◆ WRITTEN TASK ◆
Present every line in which the string "Кировской" appears.
/---
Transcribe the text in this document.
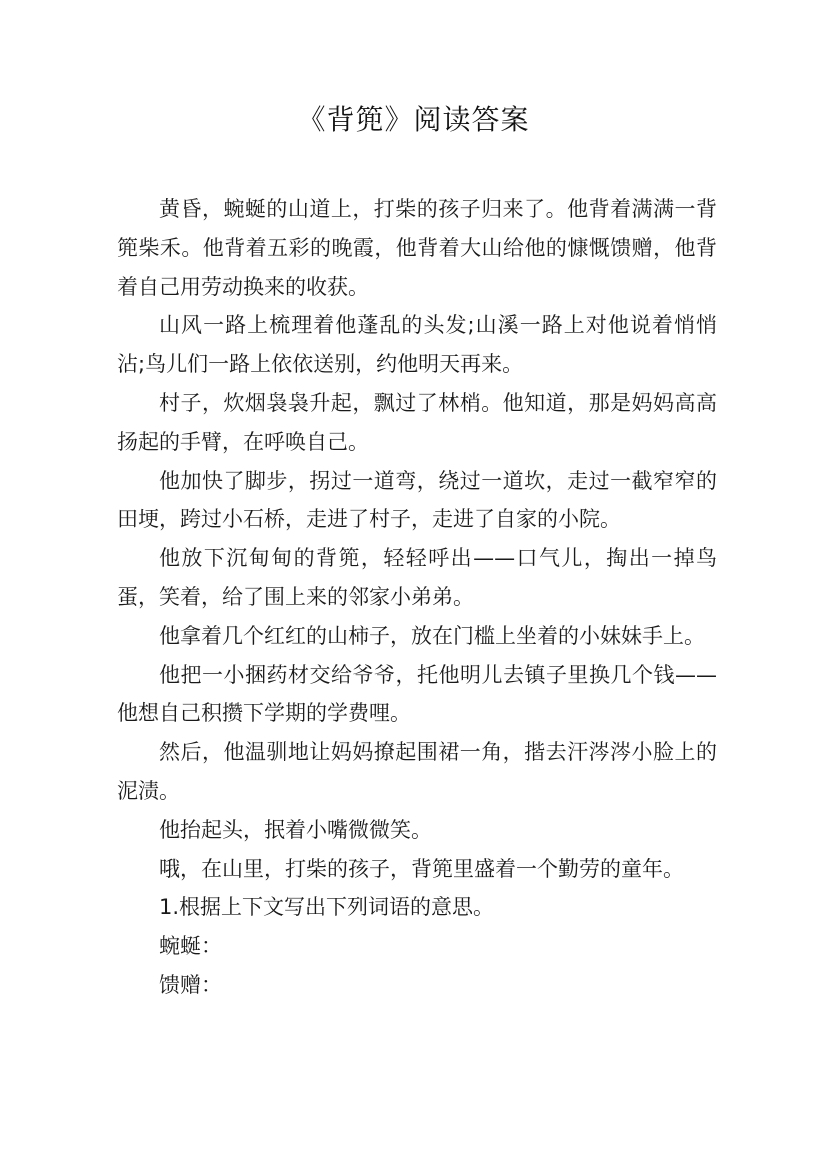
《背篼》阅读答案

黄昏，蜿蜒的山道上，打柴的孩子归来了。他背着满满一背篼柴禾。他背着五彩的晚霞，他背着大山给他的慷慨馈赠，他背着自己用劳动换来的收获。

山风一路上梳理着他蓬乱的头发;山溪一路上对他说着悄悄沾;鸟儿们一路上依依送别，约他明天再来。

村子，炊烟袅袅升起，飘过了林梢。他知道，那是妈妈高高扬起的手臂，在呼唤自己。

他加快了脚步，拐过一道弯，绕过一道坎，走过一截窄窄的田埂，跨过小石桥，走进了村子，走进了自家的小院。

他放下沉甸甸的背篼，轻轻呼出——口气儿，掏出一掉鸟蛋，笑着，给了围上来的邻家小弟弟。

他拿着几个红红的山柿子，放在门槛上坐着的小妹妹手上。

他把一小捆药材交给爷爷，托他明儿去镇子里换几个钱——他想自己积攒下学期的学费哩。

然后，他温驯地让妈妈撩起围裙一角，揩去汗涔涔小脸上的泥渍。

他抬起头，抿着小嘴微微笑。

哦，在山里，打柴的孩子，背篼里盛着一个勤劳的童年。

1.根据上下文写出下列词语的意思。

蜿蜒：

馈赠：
\---
/---
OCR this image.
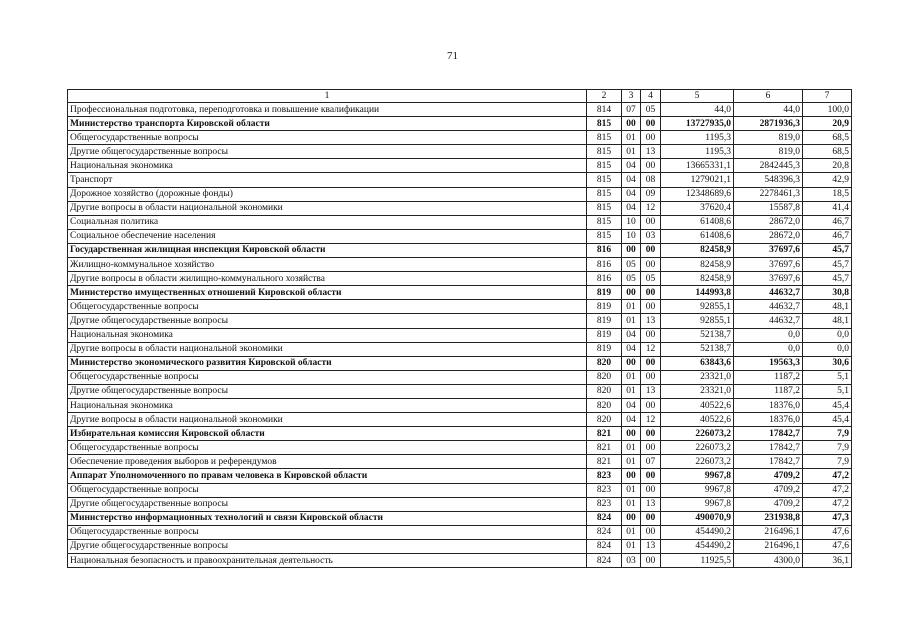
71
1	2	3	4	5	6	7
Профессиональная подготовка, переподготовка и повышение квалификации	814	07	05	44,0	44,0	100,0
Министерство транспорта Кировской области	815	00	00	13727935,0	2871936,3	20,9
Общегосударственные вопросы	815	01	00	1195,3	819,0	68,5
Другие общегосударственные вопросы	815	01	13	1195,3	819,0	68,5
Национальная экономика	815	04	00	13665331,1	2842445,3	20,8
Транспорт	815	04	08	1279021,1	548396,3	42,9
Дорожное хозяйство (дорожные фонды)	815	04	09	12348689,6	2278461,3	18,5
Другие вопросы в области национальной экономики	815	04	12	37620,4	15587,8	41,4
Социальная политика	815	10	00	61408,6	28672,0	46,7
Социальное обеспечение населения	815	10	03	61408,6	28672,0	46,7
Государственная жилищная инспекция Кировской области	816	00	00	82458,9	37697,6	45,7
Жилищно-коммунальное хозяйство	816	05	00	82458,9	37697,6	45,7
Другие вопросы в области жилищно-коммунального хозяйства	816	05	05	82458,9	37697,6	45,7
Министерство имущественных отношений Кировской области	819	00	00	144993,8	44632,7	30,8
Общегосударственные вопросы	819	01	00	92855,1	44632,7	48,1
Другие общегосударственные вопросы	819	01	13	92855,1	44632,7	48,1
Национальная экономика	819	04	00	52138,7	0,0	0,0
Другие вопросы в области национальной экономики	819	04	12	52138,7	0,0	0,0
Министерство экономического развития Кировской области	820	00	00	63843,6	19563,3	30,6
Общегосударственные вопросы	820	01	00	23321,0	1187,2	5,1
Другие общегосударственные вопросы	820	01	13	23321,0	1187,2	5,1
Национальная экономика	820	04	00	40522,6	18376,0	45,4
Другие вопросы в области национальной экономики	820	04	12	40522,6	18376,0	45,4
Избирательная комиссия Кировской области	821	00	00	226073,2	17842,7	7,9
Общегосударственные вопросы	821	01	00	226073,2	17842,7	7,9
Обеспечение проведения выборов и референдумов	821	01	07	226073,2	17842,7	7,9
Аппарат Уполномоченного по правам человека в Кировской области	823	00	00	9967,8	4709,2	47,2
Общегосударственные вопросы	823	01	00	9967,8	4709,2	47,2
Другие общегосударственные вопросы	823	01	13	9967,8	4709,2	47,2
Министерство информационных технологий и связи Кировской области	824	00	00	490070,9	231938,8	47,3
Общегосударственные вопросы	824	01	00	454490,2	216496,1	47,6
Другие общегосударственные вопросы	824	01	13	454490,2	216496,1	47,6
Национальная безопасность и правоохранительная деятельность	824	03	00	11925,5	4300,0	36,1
\---
◆ EXERCISE SOLUTION ◆
Министерство транспорта Кировской области	815	00	00	13727935,0	2871936,3	20,9
Государственная жилищная инспекция Кировской области	816	00	00	82458,9	37697,6	45,7
Министерство имущественных отношений Кировской области	819	00	00	144993,8	44632,7	30,8
Министерство экономического развития Кировской области	820	00	00	63843,6	19563,3	30,6
Избирательная комиссия Кировской области	821	00	00	226073,2	17842,7	7,9
Аппарат Уполномоченного по правам человека в Кировской области	823	00	00	9967,8	4709,2	47,2
Министерство информационных технологий и связи Кировской области	824	00	00	490070,9	231938,8	47,3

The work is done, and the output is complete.